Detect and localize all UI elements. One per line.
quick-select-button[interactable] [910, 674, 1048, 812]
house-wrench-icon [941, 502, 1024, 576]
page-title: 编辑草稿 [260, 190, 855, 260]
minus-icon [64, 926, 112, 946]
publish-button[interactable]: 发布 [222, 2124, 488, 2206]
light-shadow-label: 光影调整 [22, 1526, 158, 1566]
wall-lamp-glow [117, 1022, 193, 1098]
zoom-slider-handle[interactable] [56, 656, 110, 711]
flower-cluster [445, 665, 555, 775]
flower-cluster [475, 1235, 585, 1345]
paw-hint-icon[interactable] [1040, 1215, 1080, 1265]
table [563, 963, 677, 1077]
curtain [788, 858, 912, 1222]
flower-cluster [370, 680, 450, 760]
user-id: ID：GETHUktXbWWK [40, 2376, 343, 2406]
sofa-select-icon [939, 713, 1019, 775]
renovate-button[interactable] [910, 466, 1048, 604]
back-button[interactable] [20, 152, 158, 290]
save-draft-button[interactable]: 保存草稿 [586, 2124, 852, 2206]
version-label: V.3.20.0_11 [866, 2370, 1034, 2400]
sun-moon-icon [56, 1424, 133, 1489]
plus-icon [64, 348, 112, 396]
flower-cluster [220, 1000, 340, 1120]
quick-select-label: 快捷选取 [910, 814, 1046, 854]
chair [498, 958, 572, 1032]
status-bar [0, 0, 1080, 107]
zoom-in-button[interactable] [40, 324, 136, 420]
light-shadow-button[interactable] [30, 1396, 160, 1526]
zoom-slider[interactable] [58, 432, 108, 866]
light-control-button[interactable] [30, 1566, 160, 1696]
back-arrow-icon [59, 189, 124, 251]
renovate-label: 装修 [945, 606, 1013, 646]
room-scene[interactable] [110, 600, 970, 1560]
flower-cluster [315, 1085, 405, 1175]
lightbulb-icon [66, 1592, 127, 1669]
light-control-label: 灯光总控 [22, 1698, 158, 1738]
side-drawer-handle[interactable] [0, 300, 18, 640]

TASK REQUIREMENTS - Can you set out every line of the rows above as a Markdown table, numbering each line under a column named Number and putting its text under a column named Line, with blank lines skipped?

ANSWER TO THE EXERCISE -
| Number | Line |
|---|---|
| 1 | Detect and localize all UI elements. One per line. |
| 2 | quick-select-button[interactable] [910, 674, 1048, 812] |
| 3 | house-wrench-icon [941, 502, 1024, 576] |
| 4 | page-title: 编辑草稿 [260, 190, 855, 260] |
| 5 | minus-icon [64, 926, 112, 946] |
| 6 | publish-button[interactable]: 发布 [222, 2124, 488, 2206] |
| 7 | light-shadow-label: 光影调整 [22, 1526, 158, 1566] |
| 8 | wall-lamp-glow [117, 1022, 193, 1098] |
| 9 | zoom-slider-handle[interactable] [56, 656, 110, 711] |
| 10 | flower-cluster [445, 665, 555, 775] |
| 11 | flower-cluster [475, 1235, 585, 1345] |
| 12 | paw-hint-icon[interactable] [1040, 1215, 1080, 1265] |
| 13 | table [563, 963, 677, 1077] |
| 14 | curtain [788, 858, 912, 1222] |
| 15 | flower-cluster [370, 680, 450, 760] |
| 16 | user-id: ID：GETHUktXbWWK [40, 2376, 343, 2406] |
| 17 | sofa-select-icon [939, 713, 1019, 775] |
| 18 | renovate-button[interactable] [910, 466, 1048, 604] |
| 19 | back-button[interactable] [20, 152, 158, 290] |
| 20 | save-draft-button[interactable]: 保存草稿 [586, 2124, 852, 2206] |
| 21 | version-label: V.3.20.0_11 [866, 2370, 1034, 2400] |
| 22 | sun-moon-icon [56, 1424, 133, 1489] |
| 23 | plus-icon [64, 348, 112, 396] |
| 24 | flower-cluster [220, 1000, 340, 1120] |
| 25 | quick-select-label: 快捷选取 [910, 814, 1046, 854] |
| 26 | chair [498, 958, 572, 1032] |
| 27 | status-bar [0, 0, 1080, 107] |
| 28 | zoom-in-button[interactable] [40, 324, 136, 420] |
| 29 | light-shadow-button[interactable] [30, 1396, 160, 1526] |
| 30 | zoom-slider[interactable] [58, 432, 108, 866] |
| 31 | light-control-button[interactable] [30, 1566, 160, 1696] |
| 32 | back-arrow-icon [59, 189, 124, 251] |
| 33 | renovate-label: 装修 [945, 606, 1013, 646] |
| 34 | room-scene[interactable] [110, 600, 970, 1560] |
| 35 | flower-cluster [315, 1085, 405, 1175] |
| 36 | lightbulb-icon [66, 1592, 127, 1669] |
| 37 | light-control-label: 灯光总控 [22, 1698, 158, 1738] |
| 38 | side-drawer-handle[interactable] [0, 300, 18, 640] |